(Data excerpts)

* BEGIN *

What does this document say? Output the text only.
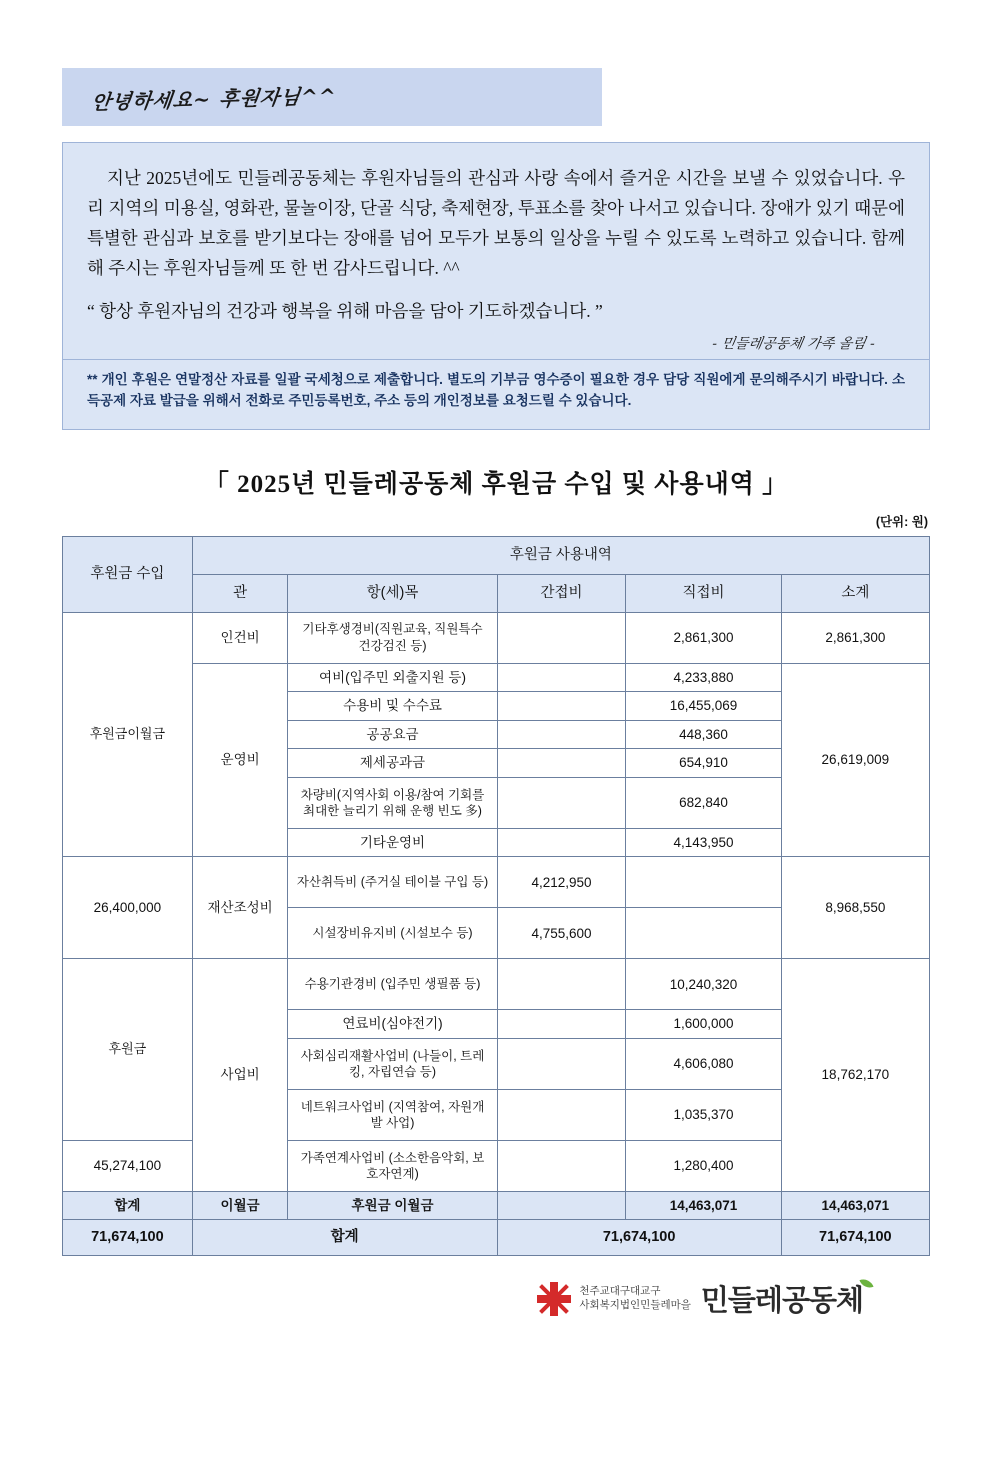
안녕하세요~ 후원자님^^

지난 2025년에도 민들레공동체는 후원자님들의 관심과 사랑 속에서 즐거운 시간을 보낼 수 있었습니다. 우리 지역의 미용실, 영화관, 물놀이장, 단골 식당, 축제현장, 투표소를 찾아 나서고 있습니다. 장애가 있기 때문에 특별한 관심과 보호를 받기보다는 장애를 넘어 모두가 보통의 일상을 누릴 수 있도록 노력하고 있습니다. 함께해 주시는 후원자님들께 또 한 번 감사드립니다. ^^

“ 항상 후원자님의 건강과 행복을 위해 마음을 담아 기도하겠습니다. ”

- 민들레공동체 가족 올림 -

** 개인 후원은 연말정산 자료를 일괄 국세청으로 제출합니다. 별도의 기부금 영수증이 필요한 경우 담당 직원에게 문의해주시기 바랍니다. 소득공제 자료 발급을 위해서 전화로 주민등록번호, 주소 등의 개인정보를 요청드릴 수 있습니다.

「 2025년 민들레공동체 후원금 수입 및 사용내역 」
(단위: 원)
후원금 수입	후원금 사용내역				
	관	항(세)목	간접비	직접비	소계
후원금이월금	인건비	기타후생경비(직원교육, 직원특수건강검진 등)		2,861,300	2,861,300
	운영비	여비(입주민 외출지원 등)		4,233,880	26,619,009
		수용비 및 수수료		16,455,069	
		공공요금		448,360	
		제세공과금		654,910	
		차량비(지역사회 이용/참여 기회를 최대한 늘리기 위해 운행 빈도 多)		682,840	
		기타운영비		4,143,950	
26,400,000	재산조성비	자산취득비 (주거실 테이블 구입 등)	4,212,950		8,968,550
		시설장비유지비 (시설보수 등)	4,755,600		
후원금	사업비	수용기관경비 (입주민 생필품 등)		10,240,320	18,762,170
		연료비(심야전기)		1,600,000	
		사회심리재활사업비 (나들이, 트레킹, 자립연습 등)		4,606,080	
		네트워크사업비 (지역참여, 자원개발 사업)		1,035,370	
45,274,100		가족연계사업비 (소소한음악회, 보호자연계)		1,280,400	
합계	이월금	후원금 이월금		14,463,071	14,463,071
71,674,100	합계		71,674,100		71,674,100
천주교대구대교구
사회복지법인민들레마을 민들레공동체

* END *

▸ EXERCISE DESCRIPTION
Repeat the material exactly as it reads, without any of its pictures.

▸ ANSWER TO THIS TASK
What does this document say? Output the text only.
안녕하세요~ 후원자님^^

지난 2025년에도 민들레공동체는 후원자님들의 관심과 사랑 속에서 즐거운 시간을 보낼 수 있었습니다. 우리 지역의 미용실, 영화관, 물놀이장, 단골 식당, 축제현장, 투표소를 찾아 나서고 있습니다. 장애가 있기 때문에 특별한 관심과 보호를 받기보다는 장애를 넘어 모두가 보통의 일상을 누릴 수 있도록 노력하고 있습니다. 함께해 주시는 후원자님들께 또 한 번 감사드립니다. ^^

“ 항상 후원자님의 건강과 행복을 위해 마음을 담아 기도하겠습니다. ”

- 민들레공동체 가족 올림 -

** 개인 후원은 연말정산 자료를 일괄 국세청으로 제출합니다. 별도의 기부금 영수증이 필요한 경우 담당 직원에게 문의해주시기 바랍니다. 소득공제 자료 발급을 위해서 전화로 주민등록번호, 주소 등의 개인정보를 요청드릴 수 있습니다.

「 2025년 민들레공동체 후원금 수입 및 사용내역 」
(단위: 원)
후원금 수입	후원금 사용내역				
	관	항(세)목	간접비	직접비	소계
후원금이월금	인건비	기타후생경비(직원교육, 직원특수건강검진 등)		2,861,300	2,861,300
	운영비	여비(입주민 외출지원 등)		4,233,880	26,619,009
		수용비 및 수수료		16,455,069	
		공공요금		448,360	
		제세공과금		654,910	
		차량비(지역사회 이용/참여 기회를 최대한 늘리기 위해 운행 빈도 多)		682,840	
		기타운영비		4,143,950	
26,400,000	재산조성비	자산취득비 (주거실 테이블 구입 등)	4,212,950		8,968,550
		시설장비유지비 (시설보수 등)	4,755,600		
후원금	사업비	수용기관경비 (입주민 생필품 등)		10,240,320	18,762,170
		연료비(심야전기)		1,600,000	
		사회심리재활사업비 (나들이, 트레킹, 자립연습 등)		4,606,080	
		네트워크사업비 (지역참여, 자원개발 사업)		1,035,370	
45,274,100		가족연계사업비 (소소한음악회, 보호자연계)		1,280,400	
합계	이월금	후원금 이월금		14,463,071	14,463,071
71,674,100	합계		71,674,100		71,674,100
천주교대구대교구
사회복지법인민들레마을 민들레공동체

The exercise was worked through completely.